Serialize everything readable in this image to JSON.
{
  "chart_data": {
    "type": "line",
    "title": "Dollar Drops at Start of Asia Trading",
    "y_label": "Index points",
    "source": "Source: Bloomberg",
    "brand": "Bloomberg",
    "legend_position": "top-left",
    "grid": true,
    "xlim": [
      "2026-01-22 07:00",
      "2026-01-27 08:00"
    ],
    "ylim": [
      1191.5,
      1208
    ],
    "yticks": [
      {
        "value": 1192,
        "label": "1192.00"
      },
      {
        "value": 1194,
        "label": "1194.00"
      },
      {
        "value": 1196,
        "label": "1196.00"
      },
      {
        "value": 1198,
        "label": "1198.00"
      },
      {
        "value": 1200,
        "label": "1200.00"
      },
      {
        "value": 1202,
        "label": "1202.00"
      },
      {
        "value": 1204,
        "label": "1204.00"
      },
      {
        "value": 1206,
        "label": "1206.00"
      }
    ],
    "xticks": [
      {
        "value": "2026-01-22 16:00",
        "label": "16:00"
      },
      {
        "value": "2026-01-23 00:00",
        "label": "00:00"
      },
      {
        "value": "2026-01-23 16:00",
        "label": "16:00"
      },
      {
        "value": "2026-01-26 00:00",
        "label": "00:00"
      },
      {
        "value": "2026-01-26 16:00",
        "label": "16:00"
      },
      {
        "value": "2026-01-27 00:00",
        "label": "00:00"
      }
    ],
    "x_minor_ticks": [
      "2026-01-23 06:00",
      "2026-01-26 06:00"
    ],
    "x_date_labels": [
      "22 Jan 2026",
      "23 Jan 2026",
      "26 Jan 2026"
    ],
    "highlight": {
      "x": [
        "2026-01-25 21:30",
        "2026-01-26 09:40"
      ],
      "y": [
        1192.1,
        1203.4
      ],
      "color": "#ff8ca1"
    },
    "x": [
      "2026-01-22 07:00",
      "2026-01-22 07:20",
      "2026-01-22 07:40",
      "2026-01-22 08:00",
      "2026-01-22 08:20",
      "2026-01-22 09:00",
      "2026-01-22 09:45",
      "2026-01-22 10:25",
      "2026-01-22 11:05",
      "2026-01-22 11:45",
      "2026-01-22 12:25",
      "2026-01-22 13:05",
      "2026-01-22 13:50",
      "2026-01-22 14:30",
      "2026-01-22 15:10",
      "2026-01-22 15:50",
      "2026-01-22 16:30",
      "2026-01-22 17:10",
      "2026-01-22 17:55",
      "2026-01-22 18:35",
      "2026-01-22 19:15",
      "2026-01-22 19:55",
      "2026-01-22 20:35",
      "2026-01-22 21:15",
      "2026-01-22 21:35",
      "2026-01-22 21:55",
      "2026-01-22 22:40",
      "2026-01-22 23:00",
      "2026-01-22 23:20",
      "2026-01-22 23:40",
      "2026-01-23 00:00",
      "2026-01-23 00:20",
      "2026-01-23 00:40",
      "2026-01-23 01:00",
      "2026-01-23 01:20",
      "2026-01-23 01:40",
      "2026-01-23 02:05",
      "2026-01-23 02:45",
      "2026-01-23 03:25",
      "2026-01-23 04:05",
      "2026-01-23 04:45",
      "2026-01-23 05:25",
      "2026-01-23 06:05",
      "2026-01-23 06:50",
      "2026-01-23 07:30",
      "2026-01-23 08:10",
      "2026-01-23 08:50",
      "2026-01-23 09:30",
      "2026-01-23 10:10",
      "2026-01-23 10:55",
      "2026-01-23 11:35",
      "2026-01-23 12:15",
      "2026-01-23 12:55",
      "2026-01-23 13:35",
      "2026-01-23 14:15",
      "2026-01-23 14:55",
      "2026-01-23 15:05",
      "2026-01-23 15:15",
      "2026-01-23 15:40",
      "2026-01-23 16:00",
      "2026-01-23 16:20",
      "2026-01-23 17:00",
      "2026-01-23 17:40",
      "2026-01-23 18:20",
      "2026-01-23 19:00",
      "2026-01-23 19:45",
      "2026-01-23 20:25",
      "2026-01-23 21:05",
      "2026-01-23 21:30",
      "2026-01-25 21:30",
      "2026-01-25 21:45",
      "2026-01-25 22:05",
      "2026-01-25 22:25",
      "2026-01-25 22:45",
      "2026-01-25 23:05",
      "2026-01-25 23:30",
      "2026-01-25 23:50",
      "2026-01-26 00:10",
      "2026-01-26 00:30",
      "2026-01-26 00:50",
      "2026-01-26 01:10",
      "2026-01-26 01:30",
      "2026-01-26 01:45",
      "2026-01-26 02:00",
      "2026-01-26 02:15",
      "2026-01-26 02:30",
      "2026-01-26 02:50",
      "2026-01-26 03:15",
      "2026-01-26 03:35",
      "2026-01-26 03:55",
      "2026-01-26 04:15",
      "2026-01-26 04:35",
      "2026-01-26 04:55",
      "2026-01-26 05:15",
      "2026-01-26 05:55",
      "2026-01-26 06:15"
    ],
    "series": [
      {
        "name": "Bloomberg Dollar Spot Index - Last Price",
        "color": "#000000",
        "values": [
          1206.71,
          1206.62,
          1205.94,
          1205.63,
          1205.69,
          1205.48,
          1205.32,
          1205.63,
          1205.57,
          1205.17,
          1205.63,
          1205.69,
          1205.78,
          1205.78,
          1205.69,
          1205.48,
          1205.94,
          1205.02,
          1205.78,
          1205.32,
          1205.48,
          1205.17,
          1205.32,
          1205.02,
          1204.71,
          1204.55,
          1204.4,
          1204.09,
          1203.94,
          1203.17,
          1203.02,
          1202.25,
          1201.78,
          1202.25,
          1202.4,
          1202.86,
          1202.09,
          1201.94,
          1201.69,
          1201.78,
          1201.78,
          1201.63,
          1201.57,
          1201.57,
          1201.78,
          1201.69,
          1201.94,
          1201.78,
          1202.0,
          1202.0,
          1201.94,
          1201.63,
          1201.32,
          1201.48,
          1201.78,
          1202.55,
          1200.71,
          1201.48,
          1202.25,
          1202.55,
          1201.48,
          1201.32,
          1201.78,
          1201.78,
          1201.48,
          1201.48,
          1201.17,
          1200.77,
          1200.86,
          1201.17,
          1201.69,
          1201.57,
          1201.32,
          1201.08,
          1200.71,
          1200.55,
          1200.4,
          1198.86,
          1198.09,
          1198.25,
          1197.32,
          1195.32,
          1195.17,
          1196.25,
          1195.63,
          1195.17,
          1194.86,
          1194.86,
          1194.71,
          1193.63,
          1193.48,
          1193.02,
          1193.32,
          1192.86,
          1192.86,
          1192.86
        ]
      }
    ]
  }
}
+ + + + + + +
PROBLEM TO SOLVE — In the entries above, count each line with "Bloomberg"; reply with the total only.

ANSWER FOR THIS EXERCISE — 3